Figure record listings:
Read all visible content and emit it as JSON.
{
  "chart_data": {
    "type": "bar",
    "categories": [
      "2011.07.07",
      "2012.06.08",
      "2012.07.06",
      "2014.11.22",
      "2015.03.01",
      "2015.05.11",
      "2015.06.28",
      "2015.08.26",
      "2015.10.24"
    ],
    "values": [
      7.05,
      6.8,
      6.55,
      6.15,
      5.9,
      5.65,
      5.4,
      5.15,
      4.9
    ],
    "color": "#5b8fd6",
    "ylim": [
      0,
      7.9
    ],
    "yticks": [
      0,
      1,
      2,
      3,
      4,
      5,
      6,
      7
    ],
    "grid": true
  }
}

DIRECTIONS FOR THIS TASK:
Retype the whole listing, matching it exactly.

REPLY:
Read all visible content and emit it as JSON.
{
  "chart_data": {
    "type": "bar",
    "categories": [
      "2011.07.07",
      "2012.06.08",
      "2012.07.06",
      "2014.11.22",
      "2015.03.01",
      "2015.05.11",
      "2015.06.28",
      "2015.08.26",
      "2015.10.24"
    ],
    "values": [
      7.05,
      6.8,
      6.55,
      6.15,
      5.9,
      5.65,
      5.4,
      5.15,
      4.9
    ],
    "color": "#5b8fd6",
    "ylim": [
      0,
      7.9
    ],
    "yticks": [
      0,
      1,
      2,
      3,
      4,
      5,
      6,
      7
    ],
    "grid": true
  }
}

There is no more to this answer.